> Directions
Take the records underneath and set them down exactly.

> Data in this exercise
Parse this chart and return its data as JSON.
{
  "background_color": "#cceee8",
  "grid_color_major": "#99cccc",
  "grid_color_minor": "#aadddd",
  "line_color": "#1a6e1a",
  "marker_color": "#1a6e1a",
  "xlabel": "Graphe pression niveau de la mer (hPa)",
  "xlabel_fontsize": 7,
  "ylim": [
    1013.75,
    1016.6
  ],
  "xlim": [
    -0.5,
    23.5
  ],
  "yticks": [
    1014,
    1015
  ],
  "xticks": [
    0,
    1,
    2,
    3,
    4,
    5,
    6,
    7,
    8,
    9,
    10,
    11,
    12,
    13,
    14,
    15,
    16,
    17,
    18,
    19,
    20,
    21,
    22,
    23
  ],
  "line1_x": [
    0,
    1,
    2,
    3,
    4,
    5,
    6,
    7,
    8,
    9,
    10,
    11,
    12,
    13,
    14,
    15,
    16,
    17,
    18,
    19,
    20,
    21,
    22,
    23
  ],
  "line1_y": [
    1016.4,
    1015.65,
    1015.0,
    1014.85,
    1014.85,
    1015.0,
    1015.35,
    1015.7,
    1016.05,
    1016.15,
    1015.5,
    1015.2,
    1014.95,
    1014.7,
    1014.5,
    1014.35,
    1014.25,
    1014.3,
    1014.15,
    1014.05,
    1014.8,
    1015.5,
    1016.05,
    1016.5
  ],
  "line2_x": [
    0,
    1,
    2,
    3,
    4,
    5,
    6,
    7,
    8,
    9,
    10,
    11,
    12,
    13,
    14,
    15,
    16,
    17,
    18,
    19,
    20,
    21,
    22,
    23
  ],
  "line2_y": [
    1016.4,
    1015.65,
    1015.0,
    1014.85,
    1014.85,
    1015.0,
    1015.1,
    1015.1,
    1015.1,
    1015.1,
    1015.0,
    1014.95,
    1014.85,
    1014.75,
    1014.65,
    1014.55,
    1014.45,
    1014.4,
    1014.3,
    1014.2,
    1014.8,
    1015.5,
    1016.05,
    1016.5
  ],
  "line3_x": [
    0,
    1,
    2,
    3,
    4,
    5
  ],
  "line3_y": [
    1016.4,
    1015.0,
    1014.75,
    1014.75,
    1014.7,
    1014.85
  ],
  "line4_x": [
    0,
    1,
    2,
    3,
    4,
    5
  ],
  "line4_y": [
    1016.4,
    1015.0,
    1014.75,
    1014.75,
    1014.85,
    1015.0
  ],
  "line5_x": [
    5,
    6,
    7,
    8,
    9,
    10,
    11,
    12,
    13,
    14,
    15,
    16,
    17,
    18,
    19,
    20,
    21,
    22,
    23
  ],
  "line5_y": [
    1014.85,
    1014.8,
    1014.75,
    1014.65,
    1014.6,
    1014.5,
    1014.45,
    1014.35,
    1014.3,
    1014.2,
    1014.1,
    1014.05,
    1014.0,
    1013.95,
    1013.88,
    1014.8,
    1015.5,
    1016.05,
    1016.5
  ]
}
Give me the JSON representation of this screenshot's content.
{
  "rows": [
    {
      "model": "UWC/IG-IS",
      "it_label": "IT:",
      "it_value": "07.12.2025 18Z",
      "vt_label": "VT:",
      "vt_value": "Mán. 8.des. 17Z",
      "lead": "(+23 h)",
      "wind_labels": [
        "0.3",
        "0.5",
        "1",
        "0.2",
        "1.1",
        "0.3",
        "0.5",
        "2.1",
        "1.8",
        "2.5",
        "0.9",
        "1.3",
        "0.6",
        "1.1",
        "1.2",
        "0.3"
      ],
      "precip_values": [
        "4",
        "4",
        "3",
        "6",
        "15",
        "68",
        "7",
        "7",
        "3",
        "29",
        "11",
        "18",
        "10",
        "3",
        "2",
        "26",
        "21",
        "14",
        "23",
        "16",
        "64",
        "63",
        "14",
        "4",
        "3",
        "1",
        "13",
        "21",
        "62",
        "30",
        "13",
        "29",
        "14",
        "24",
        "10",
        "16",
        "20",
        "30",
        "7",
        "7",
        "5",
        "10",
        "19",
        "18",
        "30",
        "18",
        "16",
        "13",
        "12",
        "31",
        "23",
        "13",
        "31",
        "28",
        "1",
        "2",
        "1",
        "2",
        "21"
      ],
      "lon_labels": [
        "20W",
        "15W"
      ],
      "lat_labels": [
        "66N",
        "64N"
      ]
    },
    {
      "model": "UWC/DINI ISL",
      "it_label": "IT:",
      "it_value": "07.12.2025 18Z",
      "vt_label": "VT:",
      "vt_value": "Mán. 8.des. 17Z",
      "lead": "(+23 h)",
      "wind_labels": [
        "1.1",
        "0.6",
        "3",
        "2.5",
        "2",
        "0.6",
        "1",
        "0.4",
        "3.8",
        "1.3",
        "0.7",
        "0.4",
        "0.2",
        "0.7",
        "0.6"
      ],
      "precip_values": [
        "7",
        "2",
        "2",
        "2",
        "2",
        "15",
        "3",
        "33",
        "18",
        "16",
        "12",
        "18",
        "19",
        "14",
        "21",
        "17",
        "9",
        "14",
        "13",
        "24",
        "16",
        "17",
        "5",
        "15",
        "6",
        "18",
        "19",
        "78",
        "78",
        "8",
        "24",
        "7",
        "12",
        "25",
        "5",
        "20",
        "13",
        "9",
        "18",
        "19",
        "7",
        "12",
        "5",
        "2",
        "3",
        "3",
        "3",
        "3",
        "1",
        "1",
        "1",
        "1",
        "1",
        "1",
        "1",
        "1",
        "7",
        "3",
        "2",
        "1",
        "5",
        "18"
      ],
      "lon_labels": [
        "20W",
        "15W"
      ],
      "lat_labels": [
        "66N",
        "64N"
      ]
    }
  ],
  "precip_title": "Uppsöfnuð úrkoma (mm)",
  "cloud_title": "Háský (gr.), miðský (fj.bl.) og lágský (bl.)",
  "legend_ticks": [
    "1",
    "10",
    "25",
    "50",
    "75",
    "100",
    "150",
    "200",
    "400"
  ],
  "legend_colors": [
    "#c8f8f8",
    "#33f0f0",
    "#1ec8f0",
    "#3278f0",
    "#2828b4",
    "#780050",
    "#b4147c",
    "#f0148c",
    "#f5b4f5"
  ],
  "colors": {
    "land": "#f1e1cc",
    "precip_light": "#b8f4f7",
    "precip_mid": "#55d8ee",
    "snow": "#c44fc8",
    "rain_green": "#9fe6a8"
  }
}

> Expected output
Parse this chart and return its data as JSON.
{
  "background_color": "#cceee8",
  "grid_color_major": "#99cccc",
  "grid_color_minor": "#aadddd",
  "line_color": "#1a6e1a",
  "marker_color": "#1a6e1a",
  "xlabel": "Graphe pression niveau de la mer (hPa)",
  "xlabel_fontsize": 7,
  "ylim": [
    1013.75,
    1016.6
  ],
  "xlim": [
    -0.5,
    23.5
  ],
  "yticks": [
    1014,
    1015
  ],
  "xticks": [
    0,
    1,
    2,
    3,
    4,
    5,
    6,
    7,
    8,
    9,
    10,
    11,
    12,
    13,
    14,
    15,
    16,
    17,
    18,
    19,
    20,
    21,
    22,
    23
  ],
  "line1_x": [
    0,
    1,
    2,
    3,
    4,
    5,
    6,
    7,
    8,
    9,
    10,
    11,
    12,
    13,
    14,
    15,
    16,
    17,
    18,
    19,
    20,
    21,
    22,
    23
  ],
  "line1_y": [
    1016.4,
    1015.65,
    1015.0,
    1014.85,
    1014.85,
    1015.0,
    1015.35,
    1015.7,
    1016.05,
    1016.15,
    1015.5,
    1015.2,
    1014.95,
    1014.7,
    1014.5,
    1014.35,
    1014.25,
    1014.3,
    1014.15,
    1014.05,
    1014.8,
    1015.5,
    1016.05,
    1016.5
  ],
  "line2_x": [
    0,
    1,
    2,
    3,
    4,
    5,
    6,
    7,
    8,
    9,
    10,
    11,
    12,
    13,
    14,
    15,
    16,
    17,
    18,
    19,
    20,
    21,
    22,
    23
  ],
  "line2_y": [
    1016.4,
    1015.65,
    1015.0,
    1014.85,
    1014.85,
    1015.0,
    1015.1,
    1015.1,
    1015.1,
    1015.1,
    1015.0,
    1014.95,
    1014.85,
    1014.75,
    1014.65,
    1014.55,
    1014.45,
    1014.4,
    1014.3,
    1014.2,
    1014.8,
    1015.5,
    1016.05,
    1016.5
  ],
  "line3_x": [
    0,
    1,
    2,
    3,
    4,
    5
  ],
  "line3_y": [
    1016.4,
    1015.0,
    1014.75,
    1014.75,
    1014.7,
    1014.85
  ],
  "line4_x": [
    0,
    1,
    2,
    3,
    4,
    5
  ],
  "line4_y": [
    1016.4,
    1015.0,
    1014.75,
    1014.75,
    1014.85,
    1015.0
  ],
  "line5_x": [
    5,
    6,
    7,
    8,
    9,
    10,
    11,
    12,
    13,
    14,
    15,
    16,
    17,
    18,
    19,
    20,
    21,
    22,
    23
  ],
  "line5_y": [
    1014.85,
    1014.8,
    1014.75,
    1014.65,
    1014.6,
    1014.5,
    1014.45,
    1014.35,
    1014.3,
    1014.2,
    1014.1,
    1014.05,
    1014.0,
    1013.95,
    1013.88,
    1014.8,
    1015.5,
    1016.05,
    1016.5
  ]
}
Give me the JSON representation of this screenshot's content.
{
  "rows": [
    {
      "model": "UWC/IG-IS",
      "it_label": "IT:",
      "it_value": "07.12.2025 18Z",
      "vt_label": "VT:",
      "vt_value": "Mán. 8.des. 17Z",
      "lead": "(+23 h)",
      "wind_labels": [
        "0.3",
        "0.5",
        "1",
        "0.2",
        "1.1",
        "0.3",
        "0.5",
        "2.1",
        "1.8",
        "2.5",
        "0.9",
        "1.3",
        "0.6",
        "1.1",
        "1.2",
        "0.3"
      ],
      "precip_values": [
        "4",
        "4",
        "3",
        "6",
        "15",
        "68",
        "7",
        "7",
        "3",
        "29",
        "11",
        "18",
        "10",
        "3",
        "2",
        "26",
        "21",
        "14",
        "23",
        "16",
        "64",
        "63",
        "14",
        "4",
        "3",
        "1",
        "13",
        "21",
        "62",
        "30",
        "13",
        "29",
        "14",
        "24",
        "10",
        "16",
        "20",
        "30",
        "7",
        "7",
        "5",
        "10",
        "19",
        "18",
        "30",
        "18",
        "16",
        "13",
        "12",
        "31",
        "23",
        "13",
        "31",
        "28",
        "1",
        "2",
        "1",
        "2",
        "21"
      ],
      "lon_labels": [
        "20W",
        "15W"
      ],
      "lat_labels": [
        "66N",
        "64N"
      ]
    },
    {
      "model": "UWC/DINI ISL",
      "it_label": "IT:",
      "it_value": "07.12.2025 18Z",
      "vt_label": "VT:",
      "vt_value": "Mán. 8.des. 17Z",
      "lead": "(+23 h)",
      "wind_labels": [
        "1.1",
        "0.6",
        "3",
        "2.5",
        "2",
        "0.6",
        "1",
        "0.4",
        "3.8",
        "1.3",
        "0.7",
        "0.4",
        "0.2",
        "0.7",
        "0.6"
      ],
      "precip_values": [
        "7",
        "2",
        "2",
        "2",
        "2",
        "15",
        "3",
        "33",
        "18",
        "16",
        "12",
        "18",
        "19",
        "14",
        "21",
        "17",
        "9",
        "14",
        "13",
        "24",
        "16",
        "17",
        "5",
        "15",
        "6",
        "18",
        "19",
        "78",
        "78",
        "8",
        "24",
        "7",
        "12",
        "25",
        "5",
        "20",
        "13",
        "9",
        "18",
        "19",
        "7",
        "12",
        "5",
        "2",
        "3",
        "3",
        "3",
        "3",
        "1",
        "1",
        "1",
        "1",
        "1",
        "1",
        "1",
        "1",
        "7",
        "3",
        "2",
        "1",
        "5",
        "18"
      ],
      "lon_labels": [
        "20W",
        "15W"
      ],
      "lat_labels": [
        "66N",
        "64N"
      ]
    }
  ],
  "precip_title": "Uppsöfnuð úrkoma (mm)",
  "cloud_title": "Háský (gr.), miðský (fj.bl.) og lágský (bl.)",
  "legend_ticks": [
    "1",
    "10",
    "25",
    "50",
    "75",
    "100",
    "150",
    "200",
    "400"
  ],
  "legend_colors": [
    "#c8f8f8",
    "#33f0f0",
    "#1ec8f0",
    "#3278f0",
    "#2828b4",
    "#780050",
    "#b4147c",
    "#f0148c",
    "#f5b4f5"
  ],
  "colors": {
    "land": "#f1e1cc",
    "precip_light": "#b8f4f7",
    "precip_mid": "#55d8ee",
    "snow": "#c44fc8",
    "rain_green": "#9fe6a8"
  }
}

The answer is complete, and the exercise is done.